Extrait retenu:
◇ ◇ ◇ ◇ ◇ ◇ ◇
Carte et numéro d’identité

Démographie et politique Ajouter un commentaire

La vigilance est nécessaire, mais doit être exactement informée : les choses sont assez compliquées pour ne pas être encombrées de fantasmes.

Le projet de “carte d’identité biométrique” fait des vagues. Le Monde daté du 17 juin publie, entre autres articles, une interview de Pierre Piazza, auteur d’une “Histoire de la carte nationale d’identité” (Odile Jacob). Le même auteur a accordé sur le même sujet une autre interview à Libération.

Il se trouve que j’ai publié dans Population, revue de l’INED, une recension critique de l’ouvrage de Pierre Piazza, reproduite sur ce blog.

Or les défauts que je reprochais au livre de Piazza se retrouvent dans ses interviews. Ils accroissent à mon avis la confusion dans laquelle se déroulent les nécessaires débats sur le projet INES de carte d’identité biométrique, et sur l’utilisation du répertoire national d’identité géré par l’INSEE.
◇ ◇ ◇ ◇ ◇ ◇ ◇
Contenu des données:
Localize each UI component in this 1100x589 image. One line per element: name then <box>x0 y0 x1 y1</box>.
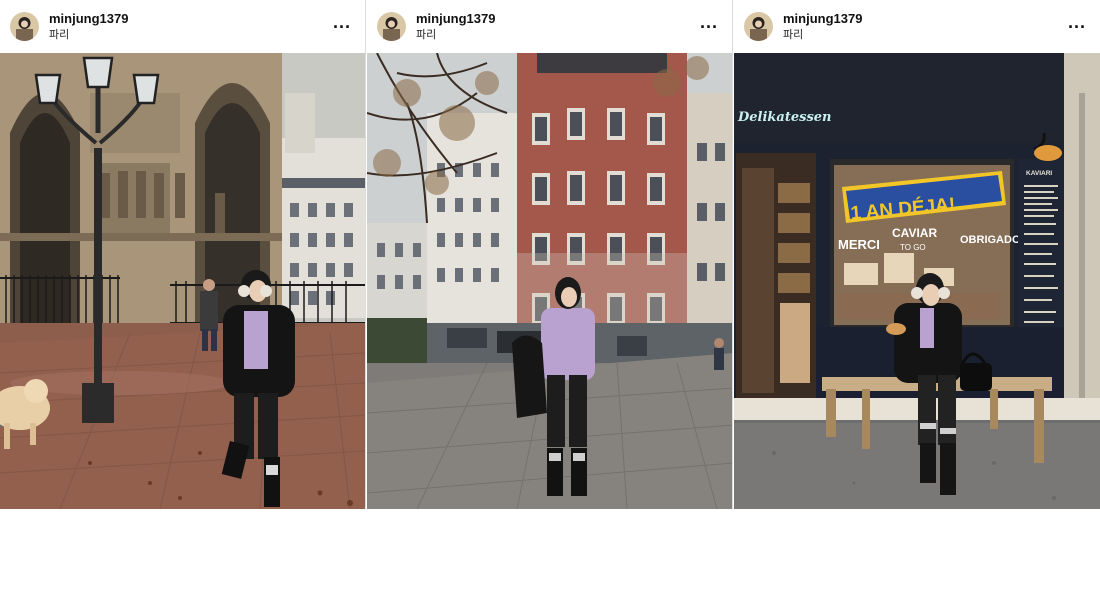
◇ ◇ ◇ ◇ ◇ ◇ ◇
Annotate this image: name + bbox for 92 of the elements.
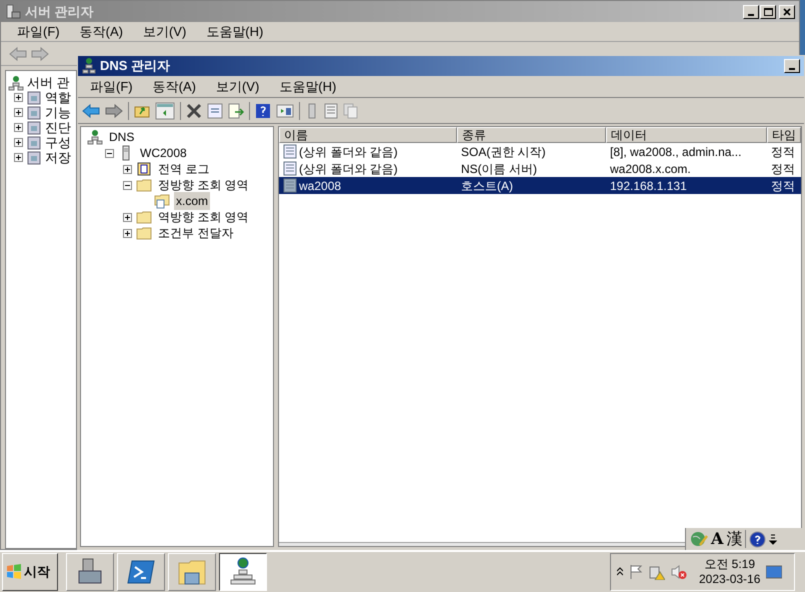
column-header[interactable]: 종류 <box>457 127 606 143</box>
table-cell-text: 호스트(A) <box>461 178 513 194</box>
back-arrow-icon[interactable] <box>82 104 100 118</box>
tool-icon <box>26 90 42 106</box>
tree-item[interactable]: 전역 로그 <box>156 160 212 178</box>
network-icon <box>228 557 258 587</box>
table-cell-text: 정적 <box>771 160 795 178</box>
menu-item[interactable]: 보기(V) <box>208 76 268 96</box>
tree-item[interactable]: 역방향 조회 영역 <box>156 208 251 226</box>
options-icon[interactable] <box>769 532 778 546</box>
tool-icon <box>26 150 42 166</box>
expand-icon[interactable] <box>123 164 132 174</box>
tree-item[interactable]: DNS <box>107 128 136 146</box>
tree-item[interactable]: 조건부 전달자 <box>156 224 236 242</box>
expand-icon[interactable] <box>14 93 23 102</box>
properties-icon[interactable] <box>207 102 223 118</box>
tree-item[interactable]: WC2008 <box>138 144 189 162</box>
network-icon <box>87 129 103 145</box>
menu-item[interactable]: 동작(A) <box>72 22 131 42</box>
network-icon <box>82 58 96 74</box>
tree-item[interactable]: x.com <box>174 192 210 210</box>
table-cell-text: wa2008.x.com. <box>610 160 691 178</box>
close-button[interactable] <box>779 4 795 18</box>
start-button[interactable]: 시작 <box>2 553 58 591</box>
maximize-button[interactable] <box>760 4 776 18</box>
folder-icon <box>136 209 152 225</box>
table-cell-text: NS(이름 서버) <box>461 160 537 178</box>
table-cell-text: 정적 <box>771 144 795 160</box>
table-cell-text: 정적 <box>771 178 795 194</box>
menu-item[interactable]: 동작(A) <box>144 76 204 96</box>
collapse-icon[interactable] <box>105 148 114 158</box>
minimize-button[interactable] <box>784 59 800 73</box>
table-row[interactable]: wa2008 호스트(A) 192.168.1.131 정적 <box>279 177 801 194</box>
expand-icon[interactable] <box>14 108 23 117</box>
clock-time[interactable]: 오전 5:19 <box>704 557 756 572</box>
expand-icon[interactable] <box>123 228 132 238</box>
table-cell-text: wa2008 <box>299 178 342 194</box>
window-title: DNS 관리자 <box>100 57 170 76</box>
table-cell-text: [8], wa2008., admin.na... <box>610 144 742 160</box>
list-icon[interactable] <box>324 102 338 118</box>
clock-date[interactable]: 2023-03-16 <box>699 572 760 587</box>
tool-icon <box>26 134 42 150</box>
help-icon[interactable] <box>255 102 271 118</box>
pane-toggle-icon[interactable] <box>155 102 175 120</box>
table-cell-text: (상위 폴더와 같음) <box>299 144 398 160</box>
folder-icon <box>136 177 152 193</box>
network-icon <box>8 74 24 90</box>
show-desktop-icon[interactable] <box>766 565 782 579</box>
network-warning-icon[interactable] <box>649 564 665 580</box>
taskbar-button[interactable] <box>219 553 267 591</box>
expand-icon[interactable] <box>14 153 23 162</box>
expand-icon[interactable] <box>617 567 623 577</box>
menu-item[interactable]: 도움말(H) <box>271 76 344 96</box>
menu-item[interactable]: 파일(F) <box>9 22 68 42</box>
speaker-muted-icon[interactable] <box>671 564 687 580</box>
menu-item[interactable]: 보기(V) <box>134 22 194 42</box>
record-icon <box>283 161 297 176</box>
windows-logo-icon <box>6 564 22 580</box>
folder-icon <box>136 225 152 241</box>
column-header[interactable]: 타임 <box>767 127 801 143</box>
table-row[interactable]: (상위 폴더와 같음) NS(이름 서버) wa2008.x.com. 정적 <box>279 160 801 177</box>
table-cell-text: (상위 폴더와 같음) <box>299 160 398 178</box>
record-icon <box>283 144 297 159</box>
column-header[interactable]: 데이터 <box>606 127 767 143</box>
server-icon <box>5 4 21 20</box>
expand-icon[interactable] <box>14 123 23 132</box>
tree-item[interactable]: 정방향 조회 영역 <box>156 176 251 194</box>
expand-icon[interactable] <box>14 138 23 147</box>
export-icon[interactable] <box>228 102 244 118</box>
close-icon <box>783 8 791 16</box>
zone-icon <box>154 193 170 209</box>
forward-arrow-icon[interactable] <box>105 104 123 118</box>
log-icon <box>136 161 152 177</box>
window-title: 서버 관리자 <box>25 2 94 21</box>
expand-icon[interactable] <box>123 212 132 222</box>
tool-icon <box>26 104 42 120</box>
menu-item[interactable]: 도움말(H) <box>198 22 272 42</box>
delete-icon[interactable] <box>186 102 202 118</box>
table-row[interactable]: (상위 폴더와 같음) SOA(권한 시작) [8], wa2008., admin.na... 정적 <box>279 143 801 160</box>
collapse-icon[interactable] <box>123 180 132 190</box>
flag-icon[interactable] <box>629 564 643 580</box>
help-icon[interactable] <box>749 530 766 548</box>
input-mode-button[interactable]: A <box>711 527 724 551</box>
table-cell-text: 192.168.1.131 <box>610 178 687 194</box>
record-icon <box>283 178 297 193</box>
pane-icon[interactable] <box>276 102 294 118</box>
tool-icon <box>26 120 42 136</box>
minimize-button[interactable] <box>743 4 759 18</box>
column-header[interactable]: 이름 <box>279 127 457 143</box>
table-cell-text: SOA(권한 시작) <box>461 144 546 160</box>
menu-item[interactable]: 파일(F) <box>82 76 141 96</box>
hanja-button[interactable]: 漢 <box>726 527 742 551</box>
◇ ◇ ◇ ◇ ◇ ◇ ◇
Travail à faire:
a. Recopiez le texte sur la carte d'identité entre « Démographie et politique » et « sur ce blog. » inclus, en rebaptisant « Libération » en « Le Figaro ».
b. Répondez à ces questions d'après le texte sur la carte d'identité :
(i) Quel journal daté du 17 juin publie une interview de Pierre Piazza ?
(ii) Dans quelle revue l'auteur a-t-il publié sa recension critique de l'ouvrage de Pierre Piazza ?
(iii) Quel organisme gère le répertoire national d'identité ?

Réponses par consigne:
a.
Démographie et politique Ajouter un commentaire

La vigilance est nécessaire, mais doit être exactement informée : les choses sont assez compliquées pour ne pas être encombrées de fantasmes.

Le projet de “carte d’identité biométrique” fait des vagues. Le Monde daté du 17 juin publie, entre autres articles, une interview de Pierre Piazza, auteur d’une “Histoire de la carte nationale d’identité” (Odile Jacob). Le même auteur a accordé sur le même sujet une autre interview à Le Figaro.

Il se trouve que j’ai publié dans Population, revue de l’INED, une recension critique de l’ouvrage de Pierre Piazza, reproduite sur ce blog.

b.
(i) Le Monde.
(ii) Population, revue de l'INED.
(iii) L'INSEE.